Instruction: Report each line of the data that has "this" somewhere in it.

[Entries with figure data]
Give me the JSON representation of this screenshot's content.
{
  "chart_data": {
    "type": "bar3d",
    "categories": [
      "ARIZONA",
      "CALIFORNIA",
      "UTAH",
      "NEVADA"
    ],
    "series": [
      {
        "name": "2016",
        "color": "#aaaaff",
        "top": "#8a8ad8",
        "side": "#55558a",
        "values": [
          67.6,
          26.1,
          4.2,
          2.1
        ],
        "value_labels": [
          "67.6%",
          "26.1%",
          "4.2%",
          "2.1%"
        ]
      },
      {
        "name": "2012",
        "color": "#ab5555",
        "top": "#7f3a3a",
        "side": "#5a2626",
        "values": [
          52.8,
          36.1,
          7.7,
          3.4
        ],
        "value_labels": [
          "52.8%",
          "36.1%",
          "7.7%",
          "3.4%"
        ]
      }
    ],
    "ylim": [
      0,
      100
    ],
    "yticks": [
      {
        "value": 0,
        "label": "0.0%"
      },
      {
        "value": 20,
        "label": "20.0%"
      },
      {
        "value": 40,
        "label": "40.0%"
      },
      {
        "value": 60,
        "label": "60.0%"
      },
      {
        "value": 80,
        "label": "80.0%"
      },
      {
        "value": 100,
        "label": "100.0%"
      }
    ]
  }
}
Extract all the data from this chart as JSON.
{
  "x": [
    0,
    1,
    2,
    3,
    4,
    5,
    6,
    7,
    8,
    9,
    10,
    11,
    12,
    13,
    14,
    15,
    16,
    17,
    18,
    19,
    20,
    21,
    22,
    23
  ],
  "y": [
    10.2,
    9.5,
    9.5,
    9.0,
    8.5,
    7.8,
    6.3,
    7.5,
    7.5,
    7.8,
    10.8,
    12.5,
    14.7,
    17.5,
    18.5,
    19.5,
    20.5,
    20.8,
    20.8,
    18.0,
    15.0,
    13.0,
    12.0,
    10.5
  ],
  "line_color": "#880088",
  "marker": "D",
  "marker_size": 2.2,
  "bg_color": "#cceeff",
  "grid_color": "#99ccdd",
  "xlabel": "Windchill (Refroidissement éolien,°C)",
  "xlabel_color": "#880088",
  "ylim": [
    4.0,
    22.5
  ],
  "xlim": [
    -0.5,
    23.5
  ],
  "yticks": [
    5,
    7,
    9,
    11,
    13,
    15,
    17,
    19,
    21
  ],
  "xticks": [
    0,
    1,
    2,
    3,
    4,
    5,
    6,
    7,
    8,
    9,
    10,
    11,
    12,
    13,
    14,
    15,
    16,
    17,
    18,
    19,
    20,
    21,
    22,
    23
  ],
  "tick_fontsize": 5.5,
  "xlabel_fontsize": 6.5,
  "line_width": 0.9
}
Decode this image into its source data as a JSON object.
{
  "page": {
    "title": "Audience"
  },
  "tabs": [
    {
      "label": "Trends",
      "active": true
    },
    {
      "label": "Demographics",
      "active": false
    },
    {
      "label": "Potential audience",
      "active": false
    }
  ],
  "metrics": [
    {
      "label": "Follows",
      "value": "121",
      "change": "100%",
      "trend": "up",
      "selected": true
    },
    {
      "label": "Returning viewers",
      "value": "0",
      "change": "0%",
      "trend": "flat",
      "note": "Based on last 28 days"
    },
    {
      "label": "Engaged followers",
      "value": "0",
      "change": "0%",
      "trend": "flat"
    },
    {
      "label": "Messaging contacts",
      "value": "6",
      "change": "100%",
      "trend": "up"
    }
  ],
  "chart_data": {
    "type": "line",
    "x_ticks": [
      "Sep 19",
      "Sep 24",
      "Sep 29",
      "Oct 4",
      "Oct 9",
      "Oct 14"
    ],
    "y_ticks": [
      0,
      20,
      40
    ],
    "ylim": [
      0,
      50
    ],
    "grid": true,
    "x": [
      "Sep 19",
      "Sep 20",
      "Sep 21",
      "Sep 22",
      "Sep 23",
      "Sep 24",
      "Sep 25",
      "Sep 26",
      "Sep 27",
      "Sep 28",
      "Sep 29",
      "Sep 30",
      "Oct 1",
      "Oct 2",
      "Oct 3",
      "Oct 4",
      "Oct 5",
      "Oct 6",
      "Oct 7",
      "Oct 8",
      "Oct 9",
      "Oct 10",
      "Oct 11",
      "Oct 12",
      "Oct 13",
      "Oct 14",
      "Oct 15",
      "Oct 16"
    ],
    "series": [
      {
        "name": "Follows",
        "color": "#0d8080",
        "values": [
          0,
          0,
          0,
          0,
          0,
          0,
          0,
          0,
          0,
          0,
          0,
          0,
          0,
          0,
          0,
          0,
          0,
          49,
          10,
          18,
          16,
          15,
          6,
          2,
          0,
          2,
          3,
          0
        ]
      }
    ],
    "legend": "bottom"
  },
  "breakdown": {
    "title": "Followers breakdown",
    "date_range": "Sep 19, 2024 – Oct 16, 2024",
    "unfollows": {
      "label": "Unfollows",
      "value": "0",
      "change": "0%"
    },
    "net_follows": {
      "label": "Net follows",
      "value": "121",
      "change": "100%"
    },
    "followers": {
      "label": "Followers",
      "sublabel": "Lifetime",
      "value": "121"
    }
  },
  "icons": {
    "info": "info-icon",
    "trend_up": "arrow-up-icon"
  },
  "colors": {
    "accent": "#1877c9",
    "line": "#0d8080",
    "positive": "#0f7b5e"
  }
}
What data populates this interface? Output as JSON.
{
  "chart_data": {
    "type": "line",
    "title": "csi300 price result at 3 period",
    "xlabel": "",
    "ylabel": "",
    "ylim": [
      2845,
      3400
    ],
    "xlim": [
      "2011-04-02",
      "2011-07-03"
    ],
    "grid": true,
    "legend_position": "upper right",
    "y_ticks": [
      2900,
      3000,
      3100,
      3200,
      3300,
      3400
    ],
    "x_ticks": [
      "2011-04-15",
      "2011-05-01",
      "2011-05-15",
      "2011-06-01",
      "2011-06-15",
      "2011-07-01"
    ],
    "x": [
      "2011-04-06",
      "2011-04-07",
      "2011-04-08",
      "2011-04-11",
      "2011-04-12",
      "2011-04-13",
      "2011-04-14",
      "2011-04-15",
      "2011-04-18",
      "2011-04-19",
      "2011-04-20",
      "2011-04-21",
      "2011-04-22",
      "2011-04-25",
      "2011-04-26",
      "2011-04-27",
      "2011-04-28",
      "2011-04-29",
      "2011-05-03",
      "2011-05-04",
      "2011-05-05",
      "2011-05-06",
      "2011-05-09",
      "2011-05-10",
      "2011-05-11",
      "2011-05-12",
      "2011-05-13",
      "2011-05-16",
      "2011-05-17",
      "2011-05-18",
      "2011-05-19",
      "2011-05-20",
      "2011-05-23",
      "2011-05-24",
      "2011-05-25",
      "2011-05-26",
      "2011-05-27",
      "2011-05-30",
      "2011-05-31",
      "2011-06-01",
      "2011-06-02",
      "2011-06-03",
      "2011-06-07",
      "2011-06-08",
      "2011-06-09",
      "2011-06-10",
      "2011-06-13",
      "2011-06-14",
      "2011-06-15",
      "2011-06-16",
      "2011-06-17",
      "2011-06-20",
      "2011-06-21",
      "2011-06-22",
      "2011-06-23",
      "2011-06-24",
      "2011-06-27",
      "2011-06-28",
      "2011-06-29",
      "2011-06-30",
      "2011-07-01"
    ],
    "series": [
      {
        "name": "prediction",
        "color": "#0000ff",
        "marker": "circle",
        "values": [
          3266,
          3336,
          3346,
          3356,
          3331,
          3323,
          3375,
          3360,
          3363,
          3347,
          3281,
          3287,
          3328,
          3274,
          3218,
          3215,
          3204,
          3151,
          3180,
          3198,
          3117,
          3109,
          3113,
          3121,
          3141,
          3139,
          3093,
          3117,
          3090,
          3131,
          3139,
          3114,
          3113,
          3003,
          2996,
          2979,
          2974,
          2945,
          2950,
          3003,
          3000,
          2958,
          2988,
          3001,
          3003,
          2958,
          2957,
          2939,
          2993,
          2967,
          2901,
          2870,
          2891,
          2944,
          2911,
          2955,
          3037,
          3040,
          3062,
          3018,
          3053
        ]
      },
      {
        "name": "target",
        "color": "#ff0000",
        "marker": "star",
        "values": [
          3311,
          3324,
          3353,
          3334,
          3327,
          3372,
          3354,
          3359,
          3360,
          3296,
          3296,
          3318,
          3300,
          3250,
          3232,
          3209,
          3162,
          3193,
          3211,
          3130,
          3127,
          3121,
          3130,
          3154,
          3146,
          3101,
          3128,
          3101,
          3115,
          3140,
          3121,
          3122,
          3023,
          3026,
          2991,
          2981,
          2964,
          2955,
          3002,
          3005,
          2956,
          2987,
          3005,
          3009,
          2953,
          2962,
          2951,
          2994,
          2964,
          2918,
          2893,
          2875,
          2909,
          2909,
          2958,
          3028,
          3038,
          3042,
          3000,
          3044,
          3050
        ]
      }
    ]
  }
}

Written response:
Give me the JSON representation of this screenshot's content.
Extract all the data from this chart as JSON.
Decode this image into its source data as a JSON object.
What data populates this interface? Output as JSON.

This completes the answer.